#### [WHAT TO WORK ON]
Check every line below for the string "Habana", and copy the lines that contain it.

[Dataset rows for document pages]
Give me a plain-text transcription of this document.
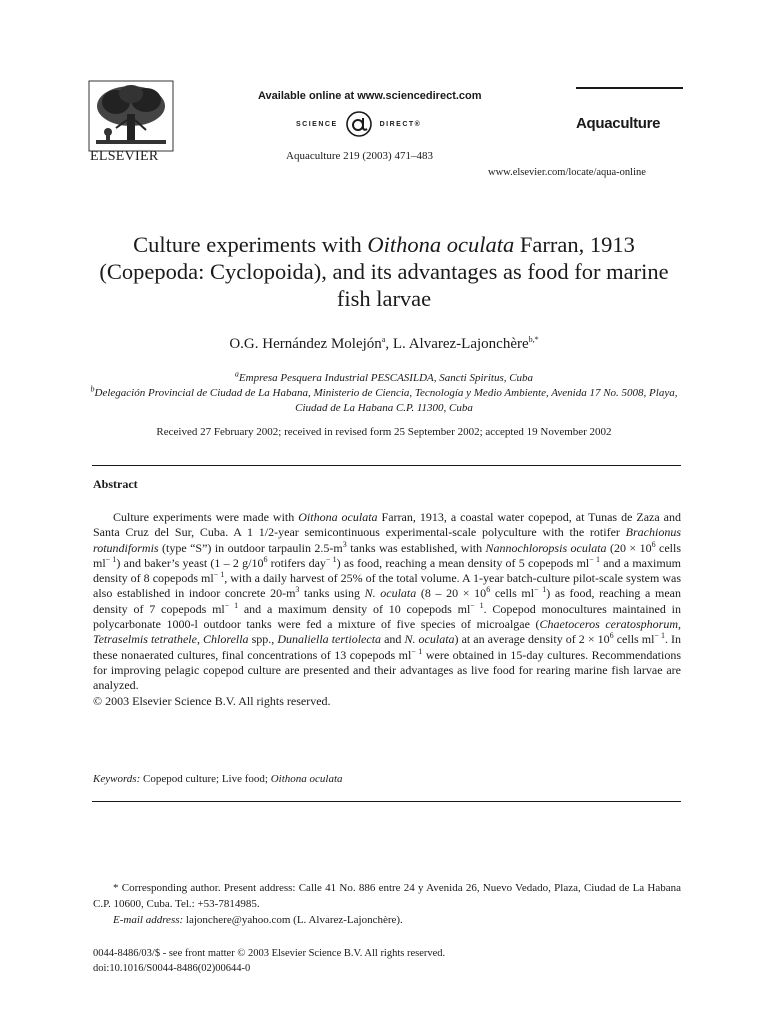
ELSEVIER
Available online at www.sciencedirect.com
SCIENCE	DIRECT®
Aquaculture 219 (2003) 471–483
Aquaculture
www.elsevier.com/locate/aqua-online
Culture experiments with Oithona oculata Farran, 1913 (Copepoda: Cyclopoida), and its advantages as food for marine fish larvae
O.G. Hernández Molejón$^a$, L. Alvarez-Lajonchère$^{b,*}$
$^a$Empresa Pesquera Industrial PESCASILDA, Sancti Spiritus, Cuba
$^b$Delegación Provincial de Ciudad de La Habana, Ministerio de Ciencia, Tecnología y Medio Ambiente, Avenida 17 No. 5008, Playa, Ciudad de La Habana C.P. 11300, Cuba
Received 27 February 2002; received in revised form 25 September 2002; accepted 19 November 2002
Abstract

Culture experiments were made with Oithona oculata Farran, 1913, a coastal water copepod, at Tunas de Zaza and Santa Cruz del Sur, Cuba. A 1 1/2-year semicontinuous experimental-scale polyculture with the rotifer Brachionus rotundiformis (type “S”) in outdoor tarpaulin $2.5-m^3$ tanks was established, with Nannochloropsis oculata ($20 \times 10^6$ cells $ml^{- 1}$) and baker’s yeast (1 – 2 $g/10^6$ rotifers day$^{- 1}$) as food, reaching a mean density of 5 copepods $ml^{- 1}$ and a maximum density of 8 copepods $ml^{- 1}$, with a daily harvest of 25% of the total volume. A 1-year batch-culture pilot-scale system was also established in indoor concrete $20-m^3$ tanks using N. oculata ($8 - 20 \times 10^6$ cells $ml^{- 1}$) as food, reaching a mean density of 7 copepods $ml^{- 1}$ and a maximum density of 10 copepods $ml^{- 1}$. Copepod monocultures maintained in polycarbonate 1000-l outdoor tanks were fed a mixture of five species of microalgae (Chaetoceros ceratosphorum, Tetraselmis tetrathele, Chlorella spp., Dunaliella tertiolecta and N. oculata) at an average density of $2 \times 10^6$ cells $ml^{- 1}$. In these nonaerated cultures, final concentrations of 13 copepods $ml^{- 1}$ were obtained in 15-day cultures. Recommendations for improving pelagic copepod culture are presented and their advantages as live food for rearing marine fish larvae are analyzed.

© 2003 Elsevier Science B.V. All rights reserved.

Keywords: Copepod culture; Live food; Oithona oculata

* Corresponding author. Present address: Calle 41 No. 886 entre 24 y Avenida 26, Nuevo Vedado, Plaza, Ciudad de La Habana C.P. 10600, Cuba. Tel.: +53-7814985.

E-mail address: lajonchere@yahoo.com (L. Alvarez-Lajonchère).

0044-8486/03/$ - see front matter © 2003 Elsevier Science B.V. All rights reserved.
doi:10.1016/S0044-8486(02)00644-0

#### [OUTPUT OF THE TASK]
$^b$Delegación Provincial de Ciudad de La Habana, Ministerio de Ciencia, Tecnología y Medio Ambiente, Avenida 17 No. 5008, Playa, Ciudad de La Habana C.P. 11300, Cuba
* Corresponding author. Present address: Calle 41 No. 886 entre 24 y Avenida 26, Nuevo Vedado, Plaza, Ciudad de La Habana C.P. 10600, Cuba. Tel.: +53-7814985.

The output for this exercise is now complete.